Data entries for graphics:
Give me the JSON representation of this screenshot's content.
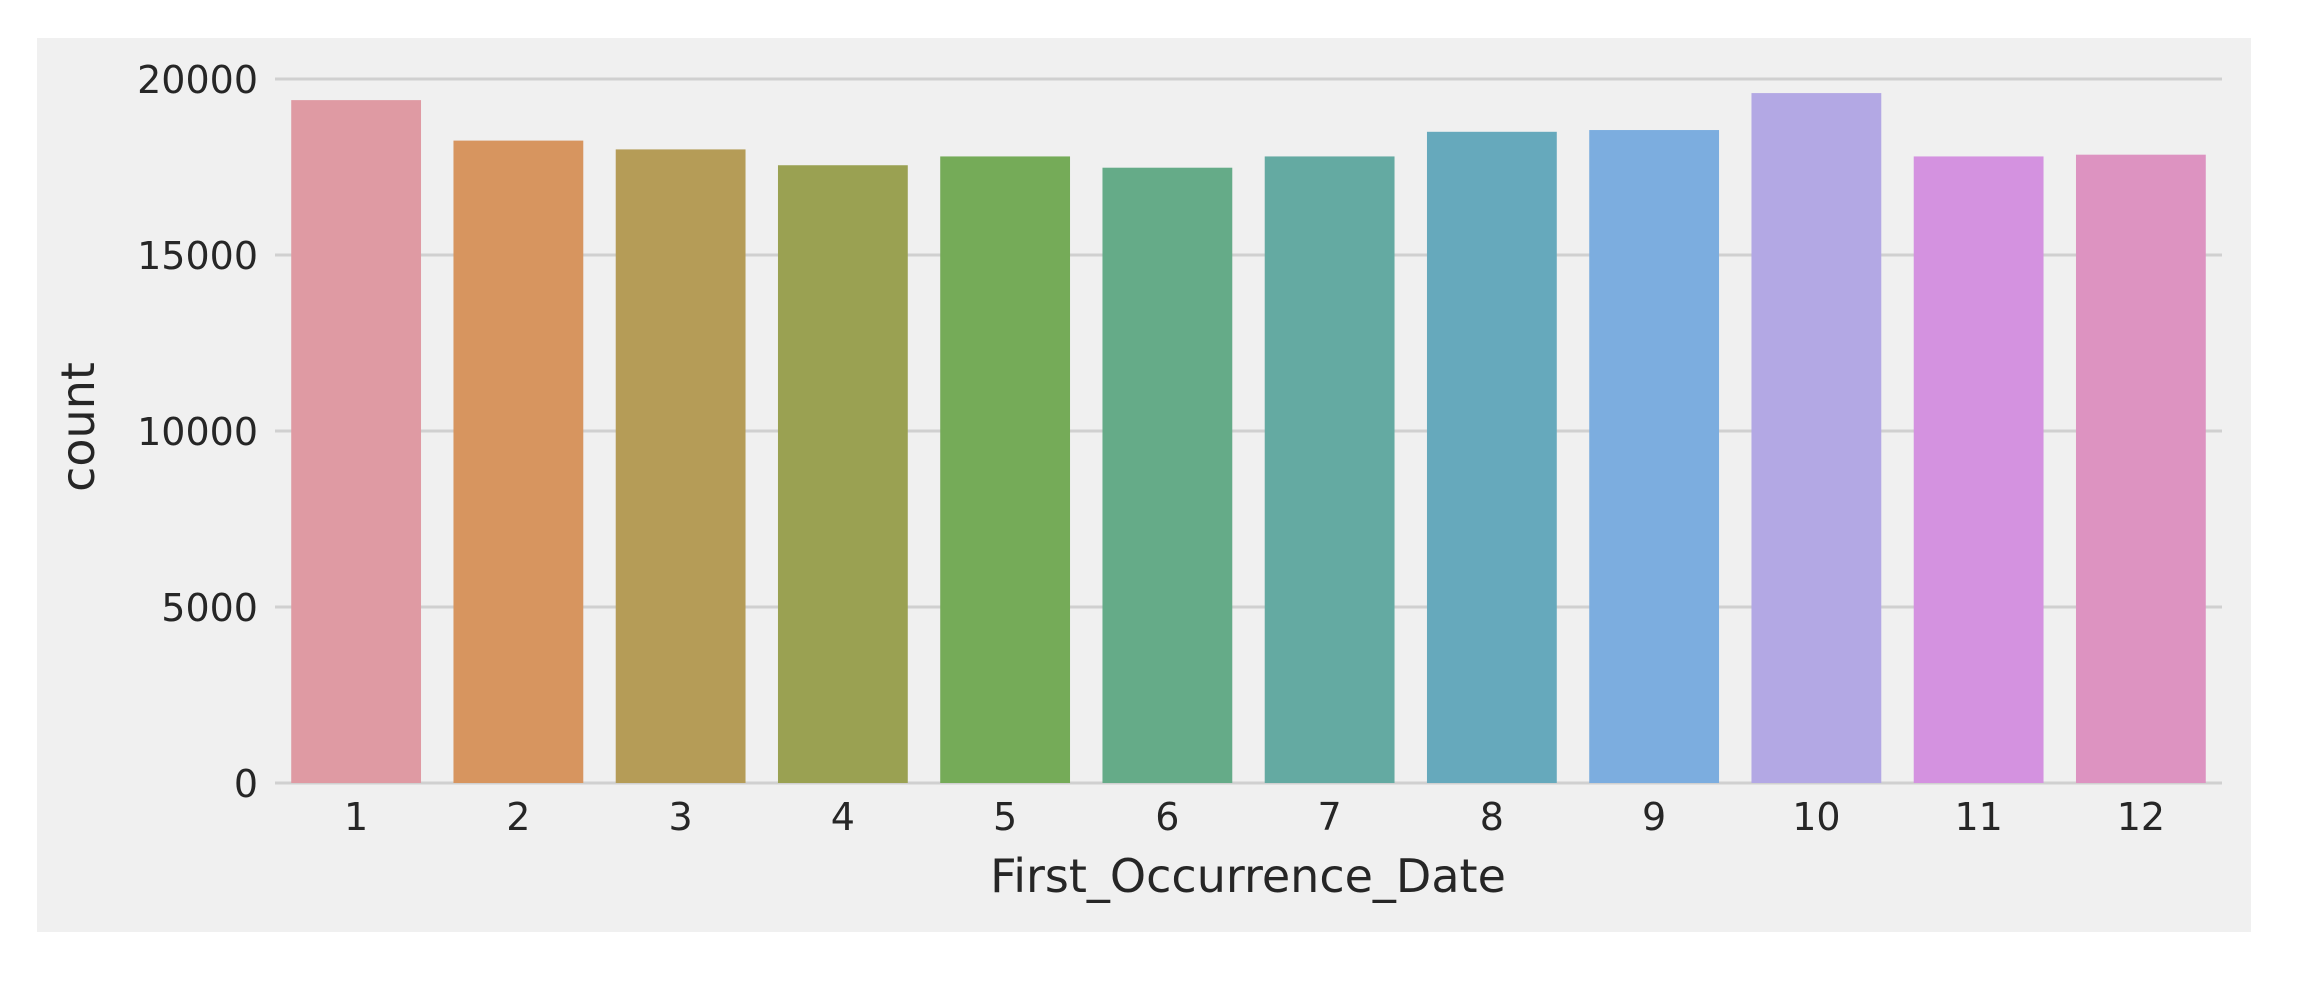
{
  "chart_data": {
    "type": "bar",
    "title": "",
    "xlabel": "First_Occurrence_Date",
    "ylabel": "count",
    "categories": [
      "1",
      "2",
      "3",
      "4",
      "5",
      "6",
      "7",
      "8",
      "9",
      "10",
      "11",
      "12"
    ],
    "values": [
      19400,
      18250,
      18000,
      17550,
      17800,
      17480,
      17800,
      18500,
      18550,
      19600,
      17800,
      17850
    ],
    "bar_colors": [
      "#df9aa3",
      "#d7955f",
      "#b59c57",
      "#9aa152",
      "#75ab58",
      "#65ab88",
      "#64aaa2",
      "#66a9bc",
      "#7caddf",
      "#b3a8e4",
      "#d492e0",
      "#dd93c1"
    ],
    "ylim": [
      0,
      20000
    ],
    "yticks": [
      0,
      5000,
      10000,
      15000,
      20000
    ],
    "grid": "horizontal",
    "legend": "none",
    "background": "#f0f0f0",
    "grid_color": "#d0d0d0"
  }
}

▸ **The exercise**: Reproduce the entries above exactly. Do not include the images.

▸ **Response to the task**:
Give me the JSON representation of this screenshot's content.
{
  "chart_data": {
    "type": "bar",
    "title": "",
    "xlabel": "First_Occurrence_Date",
    "ylabel": "count",
    "categories": [
      "1",
      "2",
      "3",
      "4",
      "5",
      "6",
      "7",
      "8",
      "9",
      "10",
      "11",
      "12"
    ],
    "values": [
      19400,
      18250,
      18000,
      17550,
      17800,
      17480,
      17800,
      18500,
      18550,
      19600,
      17800,
      17850
    ],
    "bar_colors": [
      "#df9aa3",
      "#d7955f",
      "#b59c57",
      "#9aa152",
      "#75ab58",
      "#65ab88",
      "#64aaa2",
      "#66a9bc",
      "#7caddf",
      "#b3a8e4",
      "#d492e0",
      "#dd93c1"
    ],
    "ylim": [
      0,
      20000
    ],
    "yticks": [
      0,
      5000,
      10000,
      15000,
      20000
    ],
    "grid": "horizontal",
    "legend": "none",
    "background": "#f0f0f0",
    "grid_color": "#d0d0d0"
  }
}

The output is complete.